--- Information supplied ---

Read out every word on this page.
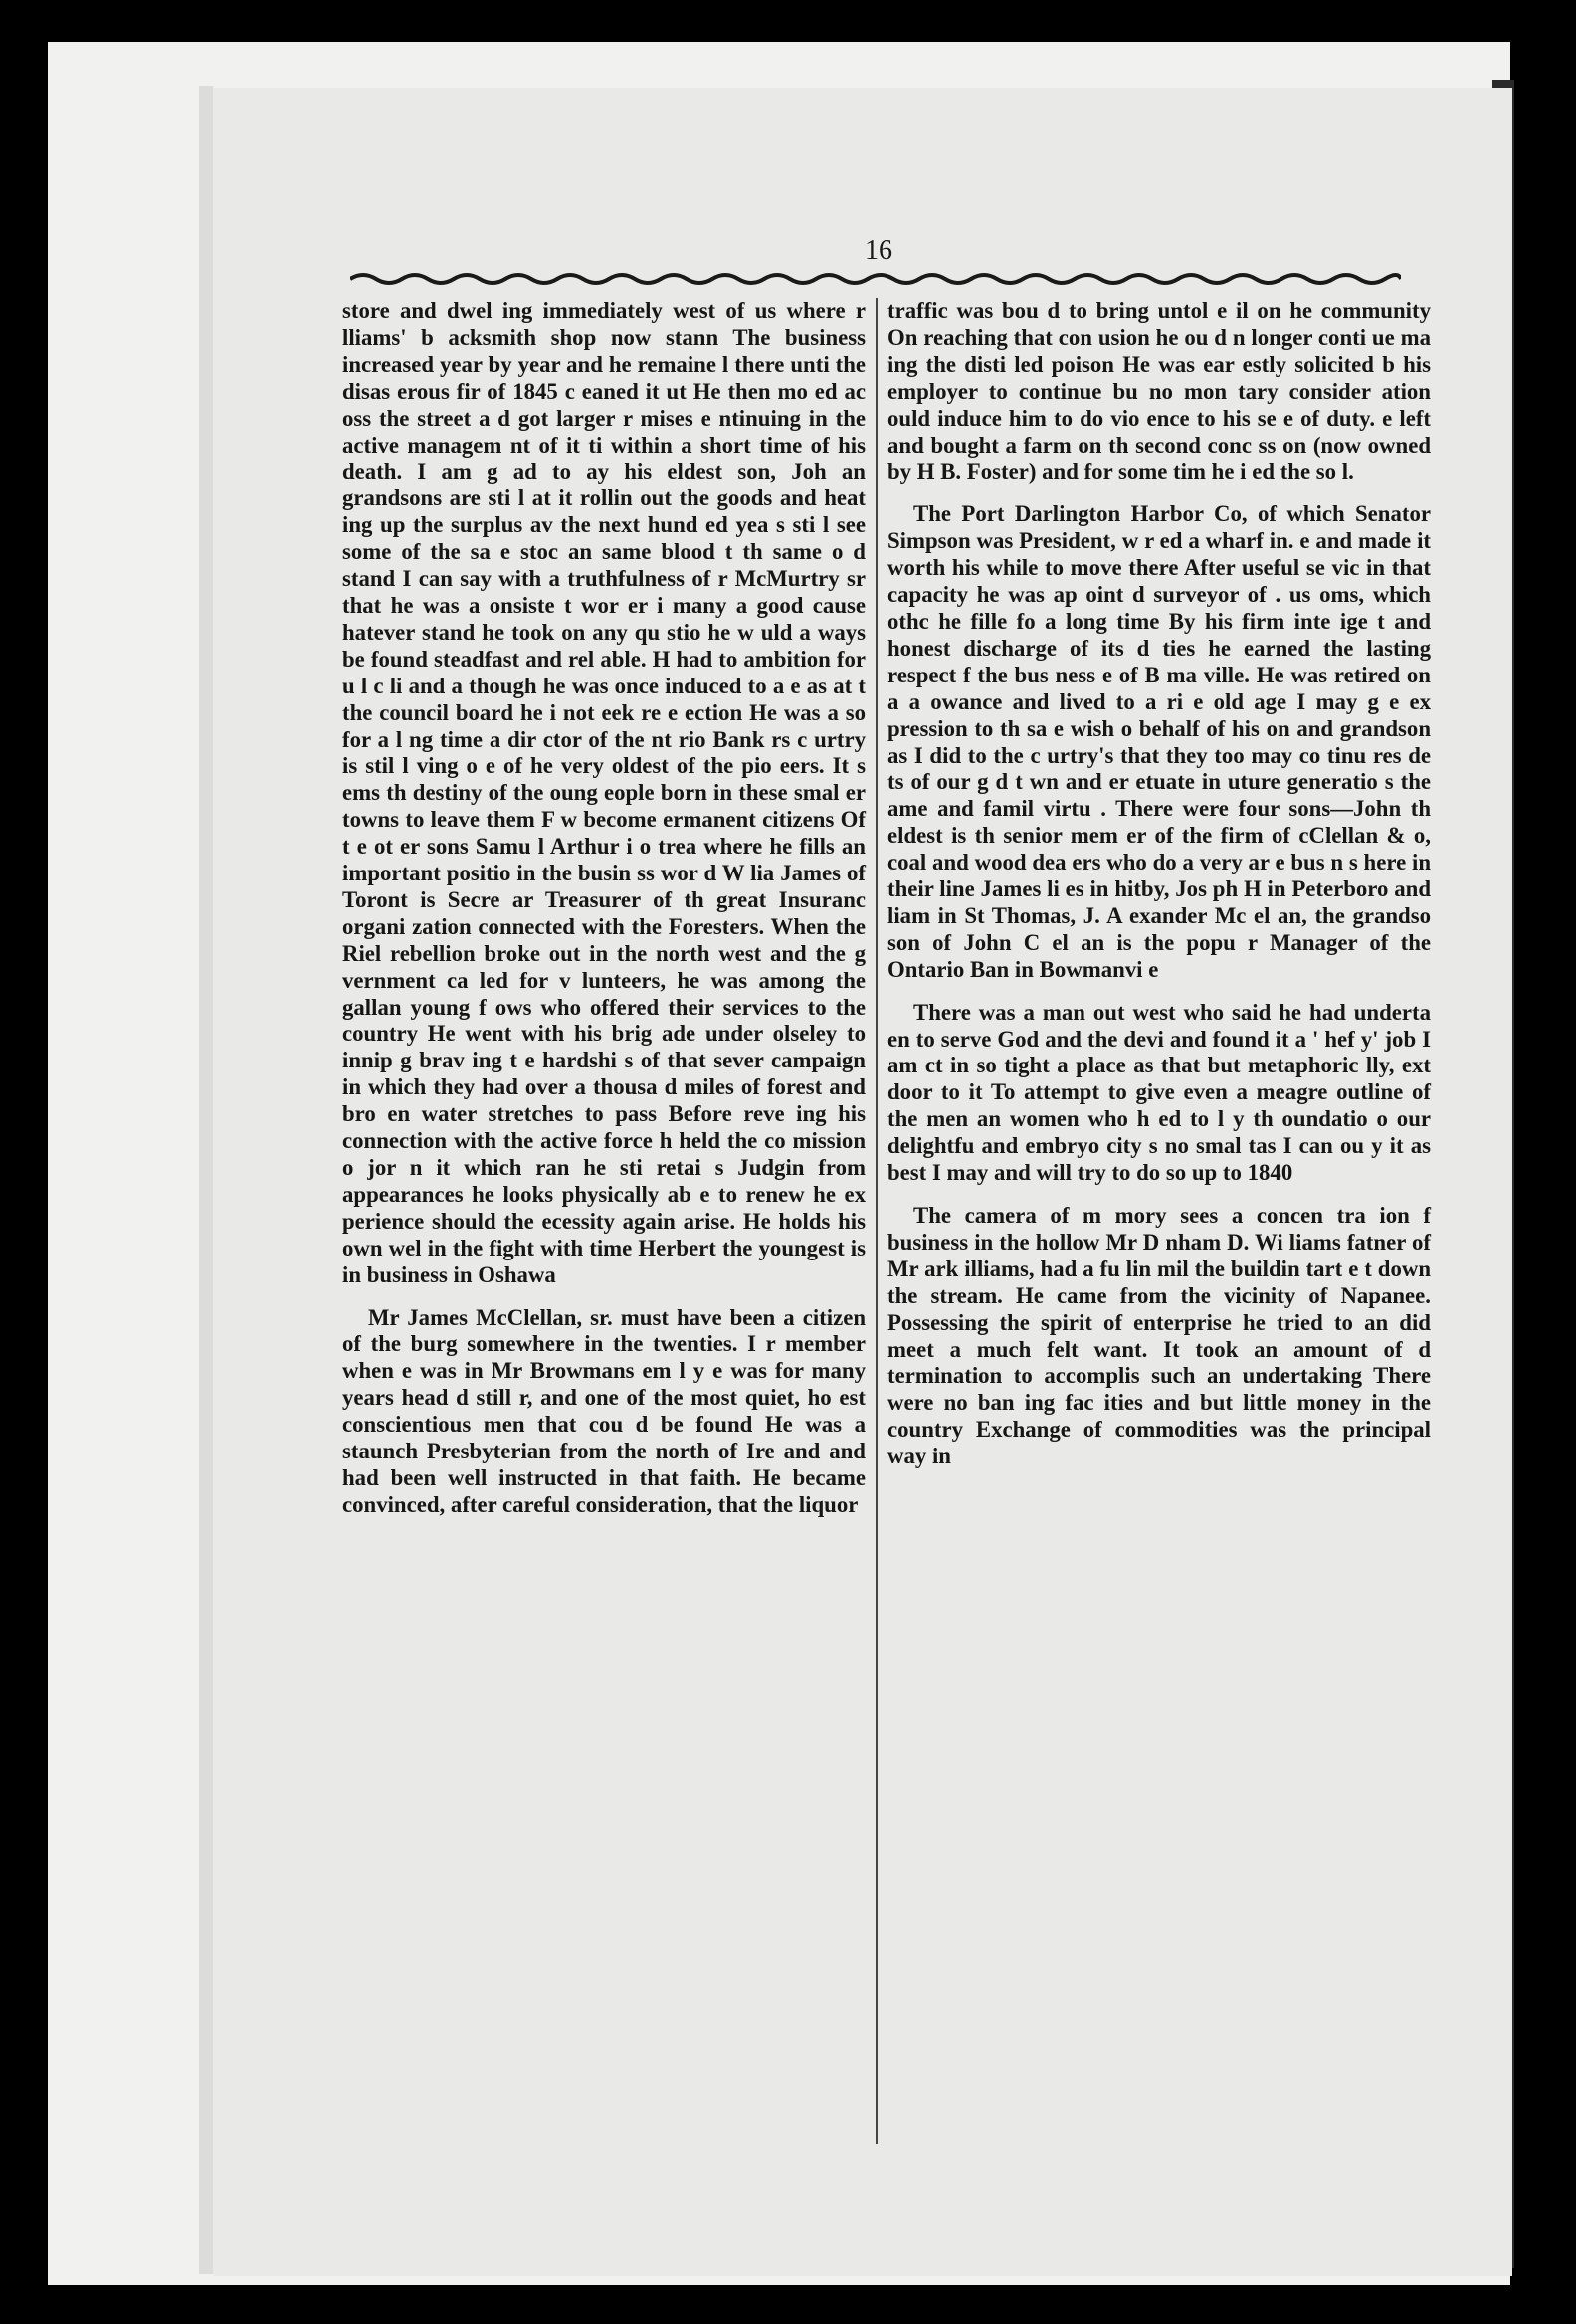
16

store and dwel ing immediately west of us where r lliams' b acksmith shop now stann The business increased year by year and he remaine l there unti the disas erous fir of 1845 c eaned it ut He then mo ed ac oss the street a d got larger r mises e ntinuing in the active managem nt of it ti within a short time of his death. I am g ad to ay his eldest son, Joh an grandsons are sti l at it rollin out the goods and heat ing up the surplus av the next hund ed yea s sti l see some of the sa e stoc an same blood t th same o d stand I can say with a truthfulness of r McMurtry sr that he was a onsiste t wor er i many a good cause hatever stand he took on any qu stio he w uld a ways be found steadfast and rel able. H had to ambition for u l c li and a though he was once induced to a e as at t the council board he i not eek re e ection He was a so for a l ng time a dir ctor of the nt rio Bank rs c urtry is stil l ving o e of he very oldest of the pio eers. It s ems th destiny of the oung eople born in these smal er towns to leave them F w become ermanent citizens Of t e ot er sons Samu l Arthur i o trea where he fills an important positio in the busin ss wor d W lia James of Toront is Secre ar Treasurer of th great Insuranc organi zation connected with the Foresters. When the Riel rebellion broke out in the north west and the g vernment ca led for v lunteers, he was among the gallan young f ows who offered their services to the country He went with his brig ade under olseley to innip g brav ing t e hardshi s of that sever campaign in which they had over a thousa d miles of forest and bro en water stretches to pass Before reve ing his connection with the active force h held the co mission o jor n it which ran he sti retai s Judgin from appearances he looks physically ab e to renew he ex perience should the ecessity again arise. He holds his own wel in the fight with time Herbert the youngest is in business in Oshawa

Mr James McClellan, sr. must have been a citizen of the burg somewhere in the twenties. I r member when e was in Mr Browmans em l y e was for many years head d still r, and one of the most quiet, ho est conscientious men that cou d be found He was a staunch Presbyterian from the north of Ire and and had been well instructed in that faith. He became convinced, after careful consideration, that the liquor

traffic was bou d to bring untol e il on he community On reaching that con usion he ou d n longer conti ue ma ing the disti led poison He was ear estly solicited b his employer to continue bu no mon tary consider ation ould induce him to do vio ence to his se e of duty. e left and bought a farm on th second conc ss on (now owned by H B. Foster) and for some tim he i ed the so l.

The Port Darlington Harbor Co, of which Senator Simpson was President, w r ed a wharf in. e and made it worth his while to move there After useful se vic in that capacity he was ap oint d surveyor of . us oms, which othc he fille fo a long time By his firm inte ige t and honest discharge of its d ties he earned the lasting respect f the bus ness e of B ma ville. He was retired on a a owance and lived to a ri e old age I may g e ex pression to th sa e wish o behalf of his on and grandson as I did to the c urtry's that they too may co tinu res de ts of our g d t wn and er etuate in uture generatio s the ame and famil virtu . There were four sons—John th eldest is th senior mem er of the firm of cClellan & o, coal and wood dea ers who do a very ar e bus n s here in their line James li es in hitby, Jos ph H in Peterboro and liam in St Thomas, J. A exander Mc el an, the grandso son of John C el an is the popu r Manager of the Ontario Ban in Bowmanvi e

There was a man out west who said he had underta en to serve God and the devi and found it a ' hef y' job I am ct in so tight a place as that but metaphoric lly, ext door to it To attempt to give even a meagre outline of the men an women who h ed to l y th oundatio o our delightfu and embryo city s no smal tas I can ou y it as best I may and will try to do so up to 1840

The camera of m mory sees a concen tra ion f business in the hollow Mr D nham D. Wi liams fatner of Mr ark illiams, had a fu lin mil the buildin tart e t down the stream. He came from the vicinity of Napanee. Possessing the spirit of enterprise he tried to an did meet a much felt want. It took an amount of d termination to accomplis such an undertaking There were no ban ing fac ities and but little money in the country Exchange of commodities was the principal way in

---
--- Information supplied ---

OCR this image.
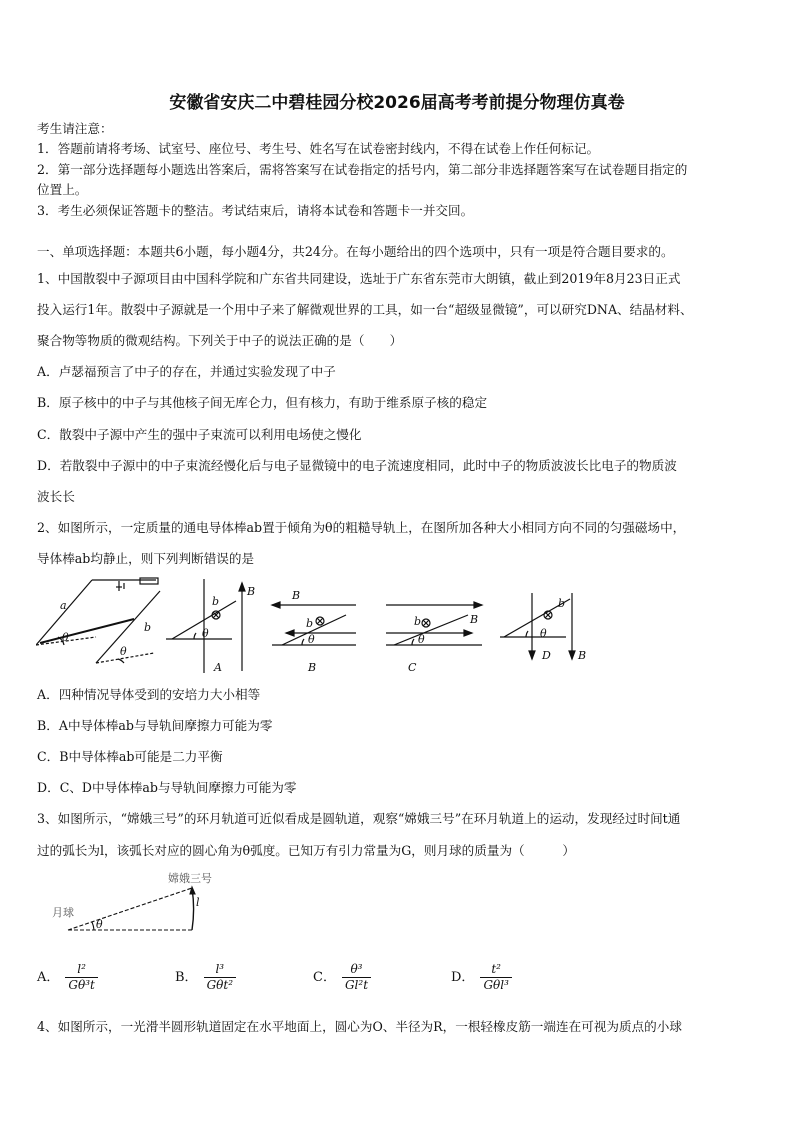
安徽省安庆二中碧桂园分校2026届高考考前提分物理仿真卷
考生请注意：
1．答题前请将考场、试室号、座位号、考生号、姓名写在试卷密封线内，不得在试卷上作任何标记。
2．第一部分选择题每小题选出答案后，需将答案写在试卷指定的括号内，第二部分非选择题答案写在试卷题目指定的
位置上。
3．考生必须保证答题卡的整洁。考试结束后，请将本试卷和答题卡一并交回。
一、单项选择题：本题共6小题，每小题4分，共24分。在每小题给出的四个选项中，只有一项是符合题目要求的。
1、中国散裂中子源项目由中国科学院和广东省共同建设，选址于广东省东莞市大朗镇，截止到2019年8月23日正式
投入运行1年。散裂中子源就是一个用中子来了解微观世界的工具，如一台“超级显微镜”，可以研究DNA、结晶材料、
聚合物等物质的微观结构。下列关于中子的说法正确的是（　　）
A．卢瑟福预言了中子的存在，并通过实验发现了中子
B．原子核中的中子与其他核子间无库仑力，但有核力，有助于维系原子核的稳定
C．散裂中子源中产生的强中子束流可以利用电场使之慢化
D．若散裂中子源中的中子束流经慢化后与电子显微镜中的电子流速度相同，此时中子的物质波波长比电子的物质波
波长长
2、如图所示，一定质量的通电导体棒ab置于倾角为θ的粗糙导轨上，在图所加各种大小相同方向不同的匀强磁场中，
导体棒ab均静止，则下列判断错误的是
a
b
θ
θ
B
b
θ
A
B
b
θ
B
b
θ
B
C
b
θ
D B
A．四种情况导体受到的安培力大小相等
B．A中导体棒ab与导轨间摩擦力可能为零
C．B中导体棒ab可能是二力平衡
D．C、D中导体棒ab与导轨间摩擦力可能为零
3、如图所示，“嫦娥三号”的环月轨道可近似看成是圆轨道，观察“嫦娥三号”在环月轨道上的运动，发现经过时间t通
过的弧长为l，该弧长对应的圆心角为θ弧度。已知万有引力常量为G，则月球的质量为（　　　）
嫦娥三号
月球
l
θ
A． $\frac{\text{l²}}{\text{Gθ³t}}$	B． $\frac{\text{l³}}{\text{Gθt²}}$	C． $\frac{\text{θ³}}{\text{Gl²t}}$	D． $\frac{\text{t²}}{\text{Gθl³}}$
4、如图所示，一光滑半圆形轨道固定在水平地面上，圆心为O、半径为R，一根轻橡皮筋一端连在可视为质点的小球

---
--- Information supplied ---

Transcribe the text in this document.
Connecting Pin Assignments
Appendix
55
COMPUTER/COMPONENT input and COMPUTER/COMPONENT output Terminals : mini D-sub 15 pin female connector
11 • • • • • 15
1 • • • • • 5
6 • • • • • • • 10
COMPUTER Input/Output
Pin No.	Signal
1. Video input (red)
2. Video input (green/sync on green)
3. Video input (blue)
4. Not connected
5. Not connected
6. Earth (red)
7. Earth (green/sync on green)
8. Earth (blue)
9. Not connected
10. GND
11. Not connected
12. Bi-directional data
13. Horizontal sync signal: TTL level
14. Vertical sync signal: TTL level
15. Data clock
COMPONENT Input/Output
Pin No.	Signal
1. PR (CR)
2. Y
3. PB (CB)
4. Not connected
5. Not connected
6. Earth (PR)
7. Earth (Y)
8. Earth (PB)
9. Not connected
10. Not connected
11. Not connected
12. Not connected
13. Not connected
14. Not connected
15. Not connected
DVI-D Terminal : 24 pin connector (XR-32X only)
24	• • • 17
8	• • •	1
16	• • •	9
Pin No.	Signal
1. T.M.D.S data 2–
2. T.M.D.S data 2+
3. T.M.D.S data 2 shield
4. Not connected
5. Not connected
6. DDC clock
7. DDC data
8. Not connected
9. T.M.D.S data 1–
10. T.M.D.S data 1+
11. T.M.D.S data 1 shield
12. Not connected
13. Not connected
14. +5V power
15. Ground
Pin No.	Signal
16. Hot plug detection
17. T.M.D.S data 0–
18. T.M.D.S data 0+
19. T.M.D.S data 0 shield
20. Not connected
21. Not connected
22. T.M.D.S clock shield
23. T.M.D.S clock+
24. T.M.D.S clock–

---

§ **What to do**
Extract every line above containing the word "shield".

§ **Result of the task**
3. T.M.D.S data 2 shield
11. T.M.D.S data 1 shield
19. T.M.D.S data 0 shield
22. T.M.D.S clock shield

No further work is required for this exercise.